WRITTEN EXERCISE: Your task is to print all of the data word for word.

[Figure data in JSON]
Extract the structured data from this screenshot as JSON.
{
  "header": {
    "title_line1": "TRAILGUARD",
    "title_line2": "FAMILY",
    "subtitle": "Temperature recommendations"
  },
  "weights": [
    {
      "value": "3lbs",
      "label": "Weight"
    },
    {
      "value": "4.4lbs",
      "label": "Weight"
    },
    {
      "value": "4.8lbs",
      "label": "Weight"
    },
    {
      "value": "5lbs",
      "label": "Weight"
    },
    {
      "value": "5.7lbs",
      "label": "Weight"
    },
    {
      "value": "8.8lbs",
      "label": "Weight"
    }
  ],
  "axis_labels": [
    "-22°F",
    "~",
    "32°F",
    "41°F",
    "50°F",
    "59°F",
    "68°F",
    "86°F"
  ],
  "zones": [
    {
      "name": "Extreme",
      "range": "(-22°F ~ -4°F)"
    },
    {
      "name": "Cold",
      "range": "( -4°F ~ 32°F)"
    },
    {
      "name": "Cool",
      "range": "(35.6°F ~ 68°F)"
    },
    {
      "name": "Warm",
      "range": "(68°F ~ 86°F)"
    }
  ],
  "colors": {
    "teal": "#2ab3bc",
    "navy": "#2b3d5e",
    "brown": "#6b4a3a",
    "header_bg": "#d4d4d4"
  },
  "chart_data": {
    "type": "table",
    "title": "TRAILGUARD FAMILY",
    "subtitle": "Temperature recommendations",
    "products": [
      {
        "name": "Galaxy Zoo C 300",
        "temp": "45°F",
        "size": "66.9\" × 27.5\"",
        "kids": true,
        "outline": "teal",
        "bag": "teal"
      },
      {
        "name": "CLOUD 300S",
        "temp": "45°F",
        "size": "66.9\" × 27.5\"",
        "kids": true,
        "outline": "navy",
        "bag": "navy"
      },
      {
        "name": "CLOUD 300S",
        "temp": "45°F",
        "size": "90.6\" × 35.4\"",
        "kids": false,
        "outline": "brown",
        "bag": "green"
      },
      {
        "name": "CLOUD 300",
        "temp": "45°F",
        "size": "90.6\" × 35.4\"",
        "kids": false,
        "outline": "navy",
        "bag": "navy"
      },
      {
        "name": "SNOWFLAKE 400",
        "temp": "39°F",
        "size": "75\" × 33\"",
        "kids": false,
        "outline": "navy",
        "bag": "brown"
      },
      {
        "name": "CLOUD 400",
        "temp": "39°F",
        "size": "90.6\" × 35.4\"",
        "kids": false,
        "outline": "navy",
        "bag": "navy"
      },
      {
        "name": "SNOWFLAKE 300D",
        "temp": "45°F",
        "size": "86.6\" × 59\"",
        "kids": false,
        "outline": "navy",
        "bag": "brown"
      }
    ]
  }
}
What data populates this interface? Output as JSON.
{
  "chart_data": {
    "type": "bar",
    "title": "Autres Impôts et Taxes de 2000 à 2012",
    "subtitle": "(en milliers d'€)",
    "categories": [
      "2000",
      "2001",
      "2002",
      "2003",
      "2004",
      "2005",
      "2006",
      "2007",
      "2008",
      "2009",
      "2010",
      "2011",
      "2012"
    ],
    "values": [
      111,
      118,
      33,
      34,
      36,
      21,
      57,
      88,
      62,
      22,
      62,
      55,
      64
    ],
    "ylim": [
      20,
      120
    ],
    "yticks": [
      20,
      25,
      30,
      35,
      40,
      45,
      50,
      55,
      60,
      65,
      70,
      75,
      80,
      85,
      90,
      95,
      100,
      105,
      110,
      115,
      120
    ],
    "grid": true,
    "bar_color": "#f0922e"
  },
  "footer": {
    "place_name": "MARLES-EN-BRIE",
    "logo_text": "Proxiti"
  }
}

REPLY TO THE EXERCISE:
Extract the structured data from this screenshot as JSON.
{
  "header": {
    "title_line1": "TRAILGUARD",
    "title_line2": "FAMILY",
    "subtitle": "Temperature recommendations"
  },
  "weights": [
    {
      "value": "3lbs",
      "label": "Weight"
    },
    {
      "value": "4.4lbs",
      "label": "Weight"
    },
    {
      "value": "4.8lbs",
      "label": "Weight"
    },
    {
      "value": "5lbs",
      "label": "Weight"
    },
    {
      "value": "5.7lbs",
      "label": "Weight"
    },
    {
      "value": "8.8lbs",
      "label": "Weight"
    }
  ],
  "axis_labels": [
    "-22°F",
    "~",
    "32°F",
    "41°F",
    "50°F",
    "59°F",
    "68°F",
    "86°F"
  ],
  "zones": [
    {
      "name": "Extreme",
      "range": "(-22°F ~ -4°F)"
    },
    {
      "name": "Cold",
      "range": "( -4°F ~ 32°F)"
    },
    {
      "name": "Cool",
      "range": "(35.6°F ~ 68°F)"
    },
    {
      "name": "Warm",
      "range": "(68°F ~ 86°F)"
    }
  ],
  "colors": {
    "teal": "#2ab3bc",
    "navy": "#2b3d5e",
    "brown": "#6b4a3a",
    "header_bg": "#d4d4d4"
  },
  "chart_data": {
    "type": "table",
    "title": "TRAILGUARD FAMILY",
    "subtitle": "Temperature recommendations",
    "products": [
      {
        "name": "Galaxy Zoo C 300",
        "temp": "45°F",
        "size": "66.9\" × 27.5\"",
        "kids": true,
        "outline": "teal",
        "bag": "teal"
      },
      {
        "name": "CLOUD 300S",
        "temp": "45°F",
        "size": "66.9\" × 27.5\"",
        "kids": true,
        "outline": "navy",
        "bag": "navy"
      },
      {
        "name": "CLOUD 300S",
        "temp": "45°F",
        "size": "90.6\" × 35.4\"",
        "kids": false,
        "outline": "brown",
        "bag": "green"
      },
      {
        "name": "CLOUD 300",
        "temp": "45°F",
        "size": "90.6\" × 35.4\"",
        "kids": false,
        "outline": "navy",
        "bag": "navy"
      },
      {
        "name": "SNOWFLAKE 400",
        "temp": "39°F",
        "size": "75\" × 33\"",
        "kids": false,
        "outline": "navy",
        "bag": "brown"
      },
      {
        "name": "CLOUD 400",
        "temp": "39°F",
        "size": "90.6\" × 35.4\"",
        "kids": false,
        "outline": "navy",
        "bag": "navy"
      },
      {
        "name": "SNOWFLAKE 300D",
        "temp": "45°F",
        "size": "86.6\" × 59\"",
        "kids": false,
        "outline": "navy",
        "bag": "brown"
      }
    ]
  }
}
What data populates this interface? Output as JSON.
{
  "chart_data": {
    "type": "bar",
    "title": "Autres Impôts et Taxes de 2000 à 2012",
    "subtitle": "(en milliers d'€)",
    "categories": [
      "2000",
      "2001",
      "2002",
      "2003",
      "2004",
      "2005",
      "2006",
      "2007",
      "2008",
      "2009",
      "2010",
      "2011",
      "2012"
    ],
    "values": [
      111,
      118,
      33,
      34,
      36,
      21,
      57,
      88,
      62,
      22,
      62,
      55,
      64
    ],
    "ylim": [
      20,
      120
    ],
    "yticks": [
      20,
      25,
      30,
      35,
      40,
      45,
      50,
      55,
      60,
      65,
      70,
      75,
      80,
      85,
      90,
      95,
      100,
      105,
      110,
      115,
      120
    ],
    "grid": true,
    "bar_color": "#f0922e"
  },
  "footer": {
    "place_name": "MARLES-EN-BRIE",
    "logo_text": "Proxiti"
  }
}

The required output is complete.